(Work to complete) Lines containing the string "JSON" are to be collected in full.

(Data records)
******
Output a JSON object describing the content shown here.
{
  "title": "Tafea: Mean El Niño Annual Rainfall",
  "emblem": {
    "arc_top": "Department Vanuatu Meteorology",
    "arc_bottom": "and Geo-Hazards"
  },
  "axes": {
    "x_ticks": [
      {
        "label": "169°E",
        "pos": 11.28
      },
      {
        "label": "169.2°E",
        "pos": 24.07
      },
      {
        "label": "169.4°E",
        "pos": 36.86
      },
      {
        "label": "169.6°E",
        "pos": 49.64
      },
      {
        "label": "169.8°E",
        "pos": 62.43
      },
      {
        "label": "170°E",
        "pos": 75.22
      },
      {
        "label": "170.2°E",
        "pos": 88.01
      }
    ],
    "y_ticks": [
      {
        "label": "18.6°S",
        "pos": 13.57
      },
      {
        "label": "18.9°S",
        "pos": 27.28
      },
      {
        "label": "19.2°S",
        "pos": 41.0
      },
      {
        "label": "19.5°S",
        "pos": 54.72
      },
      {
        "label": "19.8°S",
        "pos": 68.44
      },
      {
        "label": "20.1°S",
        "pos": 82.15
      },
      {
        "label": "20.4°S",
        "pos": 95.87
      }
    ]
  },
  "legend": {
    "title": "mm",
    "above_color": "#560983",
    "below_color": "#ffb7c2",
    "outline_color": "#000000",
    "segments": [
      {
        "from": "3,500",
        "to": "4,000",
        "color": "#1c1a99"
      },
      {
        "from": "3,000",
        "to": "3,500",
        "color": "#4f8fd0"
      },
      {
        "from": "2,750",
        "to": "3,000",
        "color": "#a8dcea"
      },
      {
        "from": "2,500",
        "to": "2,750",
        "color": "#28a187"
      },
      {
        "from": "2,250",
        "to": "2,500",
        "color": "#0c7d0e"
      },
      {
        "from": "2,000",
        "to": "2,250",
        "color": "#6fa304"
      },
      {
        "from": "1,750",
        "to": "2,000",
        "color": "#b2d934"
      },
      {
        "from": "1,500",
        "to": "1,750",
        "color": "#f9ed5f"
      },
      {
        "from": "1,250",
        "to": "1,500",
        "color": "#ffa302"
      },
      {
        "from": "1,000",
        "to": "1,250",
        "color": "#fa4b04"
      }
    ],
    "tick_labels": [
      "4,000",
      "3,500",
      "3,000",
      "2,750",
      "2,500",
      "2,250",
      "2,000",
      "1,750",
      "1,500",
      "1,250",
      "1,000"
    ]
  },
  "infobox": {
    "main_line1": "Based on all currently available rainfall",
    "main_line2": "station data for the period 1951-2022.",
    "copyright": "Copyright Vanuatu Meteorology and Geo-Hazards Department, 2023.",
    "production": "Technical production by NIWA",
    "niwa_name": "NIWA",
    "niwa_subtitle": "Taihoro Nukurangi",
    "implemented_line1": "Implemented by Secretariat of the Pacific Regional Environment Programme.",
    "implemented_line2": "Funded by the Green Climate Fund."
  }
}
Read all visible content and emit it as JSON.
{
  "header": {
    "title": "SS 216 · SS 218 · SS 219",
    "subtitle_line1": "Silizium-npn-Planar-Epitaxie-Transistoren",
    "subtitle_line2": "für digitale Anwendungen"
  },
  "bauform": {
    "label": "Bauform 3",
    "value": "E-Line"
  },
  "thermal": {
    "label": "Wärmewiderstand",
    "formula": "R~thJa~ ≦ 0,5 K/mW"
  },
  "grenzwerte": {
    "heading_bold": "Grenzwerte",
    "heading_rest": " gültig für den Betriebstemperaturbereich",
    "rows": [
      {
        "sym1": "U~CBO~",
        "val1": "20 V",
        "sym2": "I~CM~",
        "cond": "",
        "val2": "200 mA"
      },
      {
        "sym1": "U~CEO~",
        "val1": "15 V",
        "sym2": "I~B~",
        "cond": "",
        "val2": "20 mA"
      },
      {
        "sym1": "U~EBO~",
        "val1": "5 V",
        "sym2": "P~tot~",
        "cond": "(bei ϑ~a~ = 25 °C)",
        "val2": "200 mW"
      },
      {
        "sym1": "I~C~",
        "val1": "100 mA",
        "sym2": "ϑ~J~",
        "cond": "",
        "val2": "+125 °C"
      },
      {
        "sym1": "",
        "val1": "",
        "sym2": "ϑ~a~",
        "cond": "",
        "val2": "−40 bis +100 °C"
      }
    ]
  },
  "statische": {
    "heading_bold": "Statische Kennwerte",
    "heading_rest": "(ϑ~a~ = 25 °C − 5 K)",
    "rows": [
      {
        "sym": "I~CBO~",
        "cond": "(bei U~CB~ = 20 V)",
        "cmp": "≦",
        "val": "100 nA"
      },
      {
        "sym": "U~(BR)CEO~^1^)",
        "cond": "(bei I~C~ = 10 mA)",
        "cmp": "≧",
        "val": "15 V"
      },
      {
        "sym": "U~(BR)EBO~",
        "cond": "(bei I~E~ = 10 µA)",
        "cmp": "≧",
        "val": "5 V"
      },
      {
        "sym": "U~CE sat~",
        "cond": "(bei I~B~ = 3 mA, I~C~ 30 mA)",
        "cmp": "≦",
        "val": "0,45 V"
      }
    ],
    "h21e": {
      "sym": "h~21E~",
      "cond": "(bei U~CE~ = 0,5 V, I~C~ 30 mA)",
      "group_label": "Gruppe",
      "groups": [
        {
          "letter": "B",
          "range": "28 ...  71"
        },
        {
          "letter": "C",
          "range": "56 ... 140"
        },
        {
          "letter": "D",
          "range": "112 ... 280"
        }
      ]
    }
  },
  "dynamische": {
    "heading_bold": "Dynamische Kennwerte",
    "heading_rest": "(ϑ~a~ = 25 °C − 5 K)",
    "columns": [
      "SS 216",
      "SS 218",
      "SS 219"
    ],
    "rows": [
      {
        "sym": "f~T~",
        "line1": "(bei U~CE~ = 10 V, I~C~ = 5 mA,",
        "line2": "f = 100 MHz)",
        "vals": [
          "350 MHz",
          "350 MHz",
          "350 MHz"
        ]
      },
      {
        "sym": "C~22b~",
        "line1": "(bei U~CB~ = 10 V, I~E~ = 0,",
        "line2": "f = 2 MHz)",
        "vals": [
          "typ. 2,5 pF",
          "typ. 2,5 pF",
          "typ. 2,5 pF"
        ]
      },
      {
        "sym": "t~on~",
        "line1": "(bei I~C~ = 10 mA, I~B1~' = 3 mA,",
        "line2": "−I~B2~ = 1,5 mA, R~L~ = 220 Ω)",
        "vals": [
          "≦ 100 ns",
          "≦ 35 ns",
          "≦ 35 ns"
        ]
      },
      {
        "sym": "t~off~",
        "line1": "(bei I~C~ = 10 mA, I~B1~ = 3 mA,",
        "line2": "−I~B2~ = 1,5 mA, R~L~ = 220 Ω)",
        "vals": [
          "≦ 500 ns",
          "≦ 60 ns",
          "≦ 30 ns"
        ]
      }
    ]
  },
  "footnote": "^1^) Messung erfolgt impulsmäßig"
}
******
(Output of the exercise)
Output a JSON object describing the content shown here.
Read all visible content and emit it as JSON.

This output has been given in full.